## EXTRACT
I know it's a max of 2 pictures. If I delete my first can I post another?  I've been on a roll with pictures!!


----------



## DougAndKate

More snow, too cold for the baby this morning so it was just me and Elroy tracking a bunch of deer.


----------



## Darcy1311

This is my best effort for Jan, not great,but an entry all the same..Darcy loves them.


----------



## Zaidat

Is it too late to submit photos?

Henna on her ride home from Wingshot Kennel this Saturday. Slept most of the way with her tongue sticking out.

Took her out to potty in her hoodie.


----------



## stefanessa

Jackson at 8 months:

1) Lounging by the fire to keep warm in this -30 weather! 

2) Waiting for Daddy to come home


----------



## sniper john

Guess I better get a couple of Dash Rip Rock's pictures in before it's too late. How about two retrieving pictures from the road trip to OK and KS at the beginning of the month. 

Dash ambling off the ice while retrieving a Magnum Canada in SW Kansas. 










Common Merganser retrieve from a drought stricken lake in western Oklahoma.


----------



## harrigab

KB87 said:


> I know it's a max of 2 pictures. If I delete my first can I post another?  I've been on a roll with pictures!!


nope, sorry


----------



## Taram

another one who loves the fire!


----------



## harrigab

me and Ruby heading out to do some training on a grouse moor earlier this month


----------



## trevor1000

The boy helping to fold the laundry as he always does


----------



## harrigab

ha ha Trevor, nearly as helpful as when "helping" to make the bed!


----------



## Bob Engelhardt

harrigab said:


> ha ha Trevor, nearly as helpful as when "helping" to make the bed!


Oh, yeah ... there were a few times when I made the bed while one of them was still sleeping on it. It can be done. It just seemed too selfish to give him an "off" just so I could make the bed. Do you think that I spoiled them? <G>

Bob


----------



## daul77

Joe said:


> Was A little worried about how Bruno would handle the cold&snow,he absolutely loves it.


Joe, that is a very good looking boy!


----------



## trevor1000

harrigab said:


> ha ha Trevor, nearly as helpful as when "helping" to make the bed!


Yes in his eyes nothing would get done if he were not helping.
but..... ummm no


----------

## ASSIGNMENT 1
Answer these questions about the forum thread:
(a) How cold was the weather when Jackson was lounging by the fire?
(b) Where was Dash retrieving a Magnum Canada?
(c) Which kennel was Henna riding home from?
## ASSIGNMENT 2
Duplicate the part of the forum thread that opens with the words containing "1) Lounging by" and closes with "of the month.".
## ASSIGNMENT 3
Rewrite the paragraph of the forum thread that begins "Guess I better get a couple of Dash Rip Rock's pictures" as a single shorter sentence that keeps its main facts.
The items that come after this are separate material and are not part of the thread.

## RAW DATA
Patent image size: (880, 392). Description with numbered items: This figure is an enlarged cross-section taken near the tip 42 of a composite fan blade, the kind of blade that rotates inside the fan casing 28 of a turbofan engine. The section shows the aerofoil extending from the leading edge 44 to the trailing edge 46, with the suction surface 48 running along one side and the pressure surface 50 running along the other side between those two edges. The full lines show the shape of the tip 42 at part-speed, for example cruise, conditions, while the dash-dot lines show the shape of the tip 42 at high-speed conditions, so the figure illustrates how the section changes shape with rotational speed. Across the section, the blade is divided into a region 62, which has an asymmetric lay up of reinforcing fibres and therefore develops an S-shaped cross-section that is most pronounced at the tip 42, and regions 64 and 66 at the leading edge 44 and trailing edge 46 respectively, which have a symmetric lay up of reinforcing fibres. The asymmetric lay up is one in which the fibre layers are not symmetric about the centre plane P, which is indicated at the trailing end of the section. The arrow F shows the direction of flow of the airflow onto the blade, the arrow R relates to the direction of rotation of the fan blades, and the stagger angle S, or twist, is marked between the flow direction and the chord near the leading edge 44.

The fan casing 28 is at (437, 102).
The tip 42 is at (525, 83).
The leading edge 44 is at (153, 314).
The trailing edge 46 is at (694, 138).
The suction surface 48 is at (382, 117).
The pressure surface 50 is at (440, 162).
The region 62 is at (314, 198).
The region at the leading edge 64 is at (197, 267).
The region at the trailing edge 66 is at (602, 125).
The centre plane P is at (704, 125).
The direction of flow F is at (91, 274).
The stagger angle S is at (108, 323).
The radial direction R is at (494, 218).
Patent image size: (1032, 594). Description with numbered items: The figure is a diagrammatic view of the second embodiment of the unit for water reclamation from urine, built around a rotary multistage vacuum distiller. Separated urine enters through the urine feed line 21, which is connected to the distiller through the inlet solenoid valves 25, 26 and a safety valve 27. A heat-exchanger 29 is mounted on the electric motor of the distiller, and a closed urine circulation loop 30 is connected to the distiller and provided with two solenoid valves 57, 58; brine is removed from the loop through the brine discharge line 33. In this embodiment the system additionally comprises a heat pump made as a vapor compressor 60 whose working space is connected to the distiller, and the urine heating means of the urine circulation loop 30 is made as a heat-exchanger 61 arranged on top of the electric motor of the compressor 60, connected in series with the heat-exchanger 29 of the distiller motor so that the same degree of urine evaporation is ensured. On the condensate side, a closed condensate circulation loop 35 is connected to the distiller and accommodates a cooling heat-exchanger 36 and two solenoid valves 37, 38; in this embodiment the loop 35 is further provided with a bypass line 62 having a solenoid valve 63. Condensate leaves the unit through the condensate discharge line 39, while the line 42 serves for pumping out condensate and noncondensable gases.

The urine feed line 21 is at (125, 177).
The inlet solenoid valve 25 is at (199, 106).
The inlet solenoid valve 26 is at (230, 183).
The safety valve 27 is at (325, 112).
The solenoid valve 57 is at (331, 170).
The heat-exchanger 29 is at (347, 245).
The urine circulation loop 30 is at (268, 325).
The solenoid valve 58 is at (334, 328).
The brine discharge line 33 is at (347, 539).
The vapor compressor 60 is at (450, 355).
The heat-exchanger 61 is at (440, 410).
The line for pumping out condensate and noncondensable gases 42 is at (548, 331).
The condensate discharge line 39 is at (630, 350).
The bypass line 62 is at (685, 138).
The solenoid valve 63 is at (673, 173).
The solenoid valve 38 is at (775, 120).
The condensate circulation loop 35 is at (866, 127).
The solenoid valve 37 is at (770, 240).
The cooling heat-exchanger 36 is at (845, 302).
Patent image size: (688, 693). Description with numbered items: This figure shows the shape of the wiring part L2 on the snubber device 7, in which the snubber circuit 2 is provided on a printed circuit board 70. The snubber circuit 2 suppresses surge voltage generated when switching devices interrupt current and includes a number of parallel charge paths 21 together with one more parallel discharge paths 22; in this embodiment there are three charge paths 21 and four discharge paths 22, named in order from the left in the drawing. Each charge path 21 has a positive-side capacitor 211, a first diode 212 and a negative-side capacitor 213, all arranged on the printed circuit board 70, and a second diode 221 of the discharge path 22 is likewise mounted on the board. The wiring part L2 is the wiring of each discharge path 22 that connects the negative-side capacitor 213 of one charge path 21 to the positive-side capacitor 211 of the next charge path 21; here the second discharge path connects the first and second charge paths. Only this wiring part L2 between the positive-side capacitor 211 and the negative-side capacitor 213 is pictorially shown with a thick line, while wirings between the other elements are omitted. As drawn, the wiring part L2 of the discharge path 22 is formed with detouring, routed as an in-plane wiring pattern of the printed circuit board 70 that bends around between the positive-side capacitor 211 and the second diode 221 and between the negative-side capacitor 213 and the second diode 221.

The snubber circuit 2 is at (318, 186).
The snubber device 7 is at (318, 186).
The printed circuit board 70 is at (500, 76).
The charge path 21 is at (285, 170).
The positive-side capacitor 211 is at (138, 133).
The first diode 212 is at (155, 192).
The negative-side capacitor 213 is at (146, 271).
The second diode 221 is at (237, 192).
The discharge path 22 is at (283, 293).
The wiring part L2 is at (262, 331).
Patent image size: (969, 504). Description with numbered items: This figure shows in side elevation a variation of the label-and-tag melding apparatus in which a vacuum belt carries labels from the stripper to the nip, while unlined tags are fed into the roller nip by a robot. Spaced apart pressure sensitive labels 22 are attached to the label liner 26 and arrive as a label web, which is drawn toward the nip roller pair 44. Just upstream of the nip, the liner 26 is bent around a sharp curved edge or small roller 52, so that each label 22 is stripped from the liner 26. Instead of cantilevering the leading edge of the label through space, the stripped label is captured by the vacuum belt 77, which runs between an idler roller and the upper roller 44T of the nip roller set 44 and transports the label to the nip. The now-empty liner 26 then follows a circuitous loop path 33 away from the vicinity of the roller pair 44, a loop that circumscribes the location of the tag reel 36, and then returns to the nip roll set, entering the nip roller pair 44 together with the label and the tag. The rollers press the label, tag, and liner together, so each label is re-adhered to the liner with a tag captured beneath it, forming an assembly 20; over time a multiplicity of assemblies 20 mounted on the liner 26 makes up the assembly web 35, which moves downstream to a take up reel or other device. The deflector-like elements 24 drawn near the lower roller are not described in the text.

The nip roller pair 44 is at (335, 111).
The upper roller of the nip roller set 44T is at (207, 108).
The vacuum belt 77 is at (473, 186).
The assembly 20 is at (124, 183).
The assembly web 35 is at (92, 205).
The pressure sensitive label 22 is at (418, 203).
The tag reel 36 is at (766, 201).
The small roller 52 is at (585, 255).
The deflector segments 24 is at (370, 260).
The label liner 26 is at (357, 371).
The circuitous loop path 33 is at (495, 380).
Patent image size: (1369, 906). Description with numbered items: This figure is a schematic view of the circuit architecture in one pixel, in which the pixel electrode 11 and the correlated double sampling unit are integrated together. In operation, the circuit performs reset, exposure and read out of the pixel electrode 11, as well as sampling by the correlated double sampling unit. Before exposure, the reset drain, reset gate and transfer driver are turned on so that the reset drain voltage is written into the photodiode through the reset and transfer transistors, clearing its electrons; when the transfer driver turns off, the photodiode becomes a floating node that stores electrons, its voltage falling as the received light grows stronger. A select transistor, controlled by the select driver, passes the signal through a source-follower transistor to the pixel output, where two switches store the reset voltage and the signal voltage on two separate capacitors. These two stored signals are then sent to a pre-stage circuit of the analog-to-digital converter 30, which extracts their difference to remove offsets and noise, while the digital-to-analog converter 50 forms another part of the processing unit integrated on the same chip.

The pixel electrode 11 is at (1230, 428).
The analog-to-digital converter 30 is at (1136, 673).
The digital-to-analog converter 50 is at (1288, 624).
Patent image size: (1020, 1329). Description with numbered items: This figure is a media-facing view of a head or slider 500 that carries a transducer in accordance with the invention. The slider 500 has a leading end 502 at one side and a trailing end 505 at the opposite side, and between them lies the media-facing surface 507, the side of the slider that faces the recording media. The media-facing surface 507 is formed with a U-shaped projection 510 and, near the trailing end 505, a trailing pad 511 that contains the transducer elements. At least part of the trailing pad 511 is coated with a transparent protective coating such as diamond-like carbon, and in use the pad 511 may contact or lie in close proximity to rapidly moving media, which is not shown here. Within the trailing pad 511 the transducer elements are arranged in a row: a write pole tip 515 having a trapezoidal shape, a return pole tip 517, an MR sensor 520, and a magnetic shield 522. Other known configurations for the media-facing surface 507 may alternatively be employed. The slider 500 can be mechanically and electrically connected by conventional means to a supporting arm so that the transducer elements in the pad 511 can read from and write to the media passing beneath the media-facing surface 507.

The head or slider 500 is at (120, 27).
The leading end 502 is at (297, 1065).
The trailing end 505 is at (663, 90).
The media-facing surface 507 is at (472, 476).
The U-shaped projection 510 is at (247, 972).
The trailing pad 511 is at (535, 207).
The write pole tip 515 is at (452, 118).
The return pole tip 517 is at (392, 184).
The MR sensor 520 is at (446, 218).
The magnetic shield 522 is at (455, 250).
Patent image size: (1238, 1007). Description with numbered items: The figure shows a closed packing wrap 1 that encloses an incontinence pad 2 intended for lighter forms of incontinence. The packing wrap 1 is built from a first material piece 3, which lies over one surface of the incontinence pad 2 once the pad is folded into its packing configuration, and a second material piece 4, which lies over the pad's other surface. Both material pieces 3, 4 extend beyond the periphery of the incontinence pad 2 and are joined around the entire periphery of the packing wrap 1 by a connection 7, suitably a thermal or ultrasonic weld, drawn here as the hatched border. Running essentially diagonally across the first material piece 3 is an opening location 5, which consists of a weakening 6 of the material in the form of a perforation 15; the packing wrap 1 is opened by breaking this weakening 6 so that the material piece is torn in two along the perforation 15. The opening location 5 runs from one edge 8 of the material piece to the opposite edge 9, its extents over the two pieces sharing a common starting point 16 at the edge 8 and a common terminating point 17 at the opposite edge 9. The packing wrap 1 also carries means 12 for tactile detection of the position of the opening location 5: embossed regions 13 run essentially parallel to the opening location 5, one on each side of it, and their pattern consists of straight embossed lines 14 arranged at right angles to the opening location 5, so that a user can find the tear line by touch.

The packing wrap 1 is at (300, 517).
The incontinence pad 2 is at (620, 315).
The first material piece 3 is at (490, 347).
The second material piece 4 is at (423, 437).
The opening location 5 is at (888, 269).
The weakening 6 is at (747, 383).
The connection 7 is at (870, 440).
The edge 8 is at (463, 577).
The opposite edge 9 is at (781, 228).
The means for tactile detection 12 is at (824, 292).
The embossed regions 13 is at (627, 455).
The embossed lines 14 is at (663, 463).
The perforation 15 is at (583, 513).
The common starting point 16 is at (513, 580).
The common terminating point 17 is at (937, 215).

## RESPONSE 1
(a) It was -30.
(b) He was in SW Kansas.
(c) She was riding home from Wingshot Kennel.

## RESPONSE 2
1) Lounging by the fire to keep warm in this -30 weather! 

2) Waiting for Daddy to come home


----------



## sniper john

Guess I better get a couple of Dash Rip Rock's pictures in before it's too late. How about two retrieving pictures from the road trip to OK and KS at the beginning of the month.

## RESPONSE 3
Before it is too late, the writer offers two pictures of Dash Rip Rock retrieving, taken on a road trip to OK and KS at the beginning of the month.